Work instructions:
Search the material for the string "Progress", then report how many lines hold it, with no other text.

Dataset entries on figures
============
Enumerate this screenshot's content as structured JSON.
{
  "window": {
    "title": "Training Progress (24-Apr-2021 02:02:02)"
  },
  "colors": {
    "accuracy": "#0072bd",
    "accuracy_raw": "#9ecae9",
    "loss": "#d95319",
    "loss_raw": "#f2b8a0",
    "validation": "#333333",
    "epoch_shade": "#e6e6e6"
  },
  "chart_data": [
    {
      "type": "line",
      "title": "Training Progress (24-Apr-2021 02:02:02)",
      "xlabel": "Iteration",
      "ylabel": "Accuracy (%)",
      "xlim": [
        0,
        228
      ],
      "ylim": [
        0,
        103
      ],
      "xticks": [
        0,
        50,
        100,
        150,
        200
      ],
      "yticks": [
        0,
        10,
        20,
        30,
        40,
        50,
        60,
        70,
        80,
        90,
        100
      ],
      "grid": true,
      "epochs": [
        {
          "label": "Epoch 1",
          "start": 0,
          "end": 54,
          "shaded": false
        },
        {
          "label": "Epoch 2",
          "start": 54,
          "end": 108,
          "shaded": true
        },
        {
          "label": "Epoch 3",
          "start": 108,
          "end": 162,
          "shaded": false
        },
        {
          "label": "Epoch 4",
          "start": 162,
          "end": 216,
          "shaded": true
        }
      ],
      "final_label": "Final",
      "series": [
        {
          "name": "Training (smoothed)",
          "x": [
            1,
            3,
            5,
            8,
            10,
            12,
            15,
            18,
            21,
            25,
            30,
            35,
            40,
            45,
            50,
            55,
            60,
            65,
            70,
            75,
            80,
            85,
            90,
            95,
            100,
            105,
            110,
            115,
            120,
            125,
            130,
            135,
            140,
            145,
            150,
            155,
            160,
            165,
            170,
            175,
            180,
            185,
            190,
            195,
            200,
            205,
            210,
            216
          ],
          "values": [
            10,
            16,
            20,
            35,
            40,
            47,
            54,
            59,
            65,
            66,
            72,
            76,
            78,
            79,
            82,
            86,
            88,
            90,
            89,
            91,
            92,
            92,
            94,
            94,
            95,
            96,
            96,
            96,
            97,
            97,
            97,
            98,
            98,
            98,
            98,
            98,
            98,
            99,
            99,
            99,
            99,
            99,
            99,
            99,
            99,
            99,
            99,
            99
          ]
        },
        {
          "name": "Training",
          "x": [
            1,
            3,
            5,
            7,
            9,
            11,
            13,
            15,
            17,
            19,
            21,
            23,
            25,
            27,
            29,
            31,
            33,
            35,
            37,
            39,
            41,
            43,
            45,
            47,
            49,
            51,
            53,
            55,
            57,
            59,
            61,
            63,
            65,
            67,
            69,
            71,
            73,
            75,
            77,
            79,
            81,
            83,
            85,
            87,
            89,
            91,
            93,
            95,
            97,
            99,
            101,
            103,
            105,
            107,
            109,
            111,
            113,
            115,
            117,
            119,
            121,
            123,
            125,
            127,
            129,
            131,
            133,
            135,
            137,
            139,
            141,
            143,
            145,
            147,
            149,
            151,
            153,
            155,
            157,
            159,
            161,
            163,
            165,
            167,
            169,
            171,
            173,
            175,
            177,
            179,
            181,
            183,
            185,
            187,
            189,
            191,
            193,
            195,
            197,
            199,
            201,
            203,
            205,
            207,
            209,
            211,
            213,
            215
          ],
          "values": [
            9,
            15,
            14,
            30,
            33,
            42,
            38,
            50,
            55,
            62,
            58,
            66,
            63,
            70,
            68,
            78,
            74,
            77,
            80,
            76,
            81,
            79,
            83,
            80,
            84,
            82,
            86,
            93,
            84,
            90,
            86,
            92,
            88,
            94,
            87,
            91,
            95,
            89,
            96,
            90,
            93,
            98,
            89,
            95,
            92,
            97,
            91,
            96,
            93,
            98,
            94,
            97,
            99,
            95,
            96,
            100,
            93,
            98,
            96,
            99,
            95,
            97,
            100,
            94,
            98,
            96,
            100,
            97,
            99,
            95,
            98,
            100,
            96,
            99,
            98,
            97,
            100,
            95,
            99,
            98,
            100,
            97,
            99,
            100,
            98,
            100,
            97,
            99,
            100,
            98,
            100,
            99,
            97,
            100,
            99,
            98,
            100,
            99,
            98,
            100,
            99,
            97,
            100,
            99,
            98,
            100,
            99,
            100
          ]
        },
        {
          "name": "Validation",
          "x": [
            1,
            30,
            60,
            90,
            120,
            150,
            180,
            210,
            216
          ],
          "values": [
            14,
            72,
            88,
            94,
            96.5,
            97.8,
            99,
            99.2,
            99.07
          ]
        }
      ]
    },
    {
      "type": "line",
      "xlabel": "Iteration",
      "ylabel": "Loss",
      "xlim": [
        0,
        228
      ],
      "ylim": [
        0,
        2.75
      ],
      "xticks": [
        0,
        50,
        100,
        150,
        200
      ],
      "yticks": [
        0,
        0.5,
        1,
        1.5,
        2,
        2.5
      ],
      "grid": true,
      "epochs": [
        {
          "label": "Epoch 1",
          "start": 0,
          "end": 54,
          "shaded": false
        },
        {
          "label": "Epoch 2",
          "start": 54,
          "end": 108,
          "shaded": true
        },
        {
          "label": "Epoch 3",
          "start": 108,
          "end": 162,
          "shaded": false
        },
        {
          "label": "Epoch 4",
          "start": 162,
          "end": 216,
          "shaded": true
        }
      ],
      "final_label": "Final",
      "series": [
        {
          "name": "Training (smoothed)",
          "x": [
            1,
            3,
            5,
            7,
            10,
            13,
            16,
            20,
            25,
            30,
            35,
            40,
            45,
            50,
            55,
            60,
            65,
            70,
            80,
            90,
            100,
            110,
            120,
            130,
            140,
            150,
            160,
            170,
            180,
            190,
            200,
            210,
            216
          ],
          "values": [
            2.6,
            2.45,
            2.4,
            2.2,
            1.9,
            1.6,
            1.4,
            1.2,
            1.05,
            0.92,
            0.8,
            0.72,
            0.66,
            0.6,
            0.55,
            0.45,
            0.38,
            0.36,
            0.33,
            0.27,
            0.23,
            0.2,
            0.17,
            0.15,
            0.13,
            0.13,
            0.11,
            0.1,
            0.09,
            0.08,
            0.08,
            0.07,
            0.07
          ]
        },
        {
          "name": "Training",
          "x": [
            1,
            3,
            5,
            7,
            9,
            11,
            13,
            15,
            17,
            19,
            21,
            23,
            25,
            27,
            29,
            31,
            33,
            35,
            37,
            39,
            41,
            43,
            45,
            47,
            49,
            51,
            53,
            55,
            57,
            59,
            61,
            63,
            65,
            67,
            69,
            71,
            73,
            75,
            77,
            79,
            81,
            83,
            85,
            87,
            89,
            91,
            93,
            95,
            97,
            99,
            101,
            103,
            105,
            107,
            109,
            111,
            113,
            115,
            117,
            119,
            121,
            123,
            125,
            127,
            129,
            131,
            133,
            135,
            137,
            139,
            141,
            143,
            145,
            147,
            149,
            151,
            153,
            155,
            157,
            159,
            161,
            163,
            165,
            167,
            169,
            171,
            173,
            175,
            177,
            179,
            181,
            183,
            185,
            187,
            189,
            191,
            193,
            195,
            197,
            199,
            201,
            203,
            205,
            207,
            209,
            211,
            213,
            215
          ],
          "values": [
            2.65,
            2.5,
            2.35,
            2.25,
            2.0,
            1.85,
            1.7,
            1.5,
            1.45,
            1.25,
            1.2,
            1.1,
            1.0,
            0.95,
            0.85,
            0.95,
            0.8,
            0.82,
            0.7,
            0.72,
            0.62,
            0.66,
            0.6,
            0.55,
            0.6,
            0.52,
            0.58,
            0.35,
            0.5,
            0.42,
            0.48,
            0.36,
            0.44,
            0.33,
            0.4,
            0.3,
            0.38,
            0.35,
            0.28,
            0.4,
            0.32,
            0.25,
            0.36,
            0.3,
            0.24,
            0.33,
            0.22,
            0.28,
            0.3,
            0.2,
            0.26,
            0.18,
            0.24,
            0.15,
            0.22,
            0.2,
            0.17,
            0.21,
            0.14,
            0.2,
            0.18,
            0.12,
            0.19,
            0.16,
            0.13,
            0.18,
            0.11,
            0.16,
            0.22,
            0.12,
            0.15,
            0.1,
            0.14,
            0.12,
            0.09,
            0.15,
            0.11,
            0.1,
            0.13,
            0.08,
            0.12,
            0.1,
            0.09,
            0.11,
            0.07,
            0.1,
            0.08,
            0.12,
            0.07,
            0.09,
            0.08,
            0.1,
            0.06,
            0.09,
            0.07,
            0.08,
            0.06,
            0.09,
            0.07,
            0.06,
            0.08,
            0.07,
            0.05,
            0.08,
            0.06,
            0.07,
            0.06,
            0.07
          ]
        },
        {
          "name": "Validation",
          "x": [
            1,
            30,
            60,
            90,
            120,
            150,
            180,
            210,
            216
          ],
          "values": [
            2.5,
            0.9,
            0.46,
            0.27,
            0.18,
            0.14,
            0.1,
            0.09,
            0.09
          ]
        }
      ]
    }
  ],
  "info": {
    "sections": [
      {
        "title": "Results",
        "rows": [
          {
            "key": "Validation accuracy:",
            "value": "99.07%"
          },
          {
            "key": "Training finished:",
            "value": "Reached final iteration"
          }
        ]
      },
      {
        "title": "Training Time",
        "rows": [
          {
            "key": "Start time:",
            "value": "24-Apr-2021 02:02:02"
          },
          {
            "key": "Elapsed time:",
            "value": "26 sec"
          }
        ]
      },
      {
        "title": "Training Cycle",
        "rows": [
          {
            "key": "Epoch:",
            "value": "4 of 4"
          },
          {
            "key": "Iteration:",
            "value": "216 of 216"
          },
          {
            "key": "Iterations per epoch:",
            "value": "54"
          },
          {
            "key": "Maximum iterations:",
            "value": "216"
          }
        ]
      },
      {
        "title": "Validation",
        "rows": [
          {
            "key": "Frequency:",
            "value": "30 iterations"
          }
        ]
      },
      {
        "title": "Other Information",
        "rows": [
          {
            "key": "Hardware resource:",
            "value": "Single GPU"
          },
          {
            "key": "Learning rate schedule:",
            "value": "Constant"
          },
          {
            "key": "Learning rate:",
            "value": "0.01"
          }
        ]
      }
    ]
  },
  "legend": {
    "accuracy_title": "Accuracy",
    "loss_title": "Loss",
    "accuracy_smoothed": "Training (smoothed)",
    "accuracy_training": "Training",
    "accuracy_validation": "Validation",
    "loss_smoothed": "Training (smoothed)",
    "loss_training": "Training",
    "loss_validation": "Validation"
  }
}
============
Exercise response:
2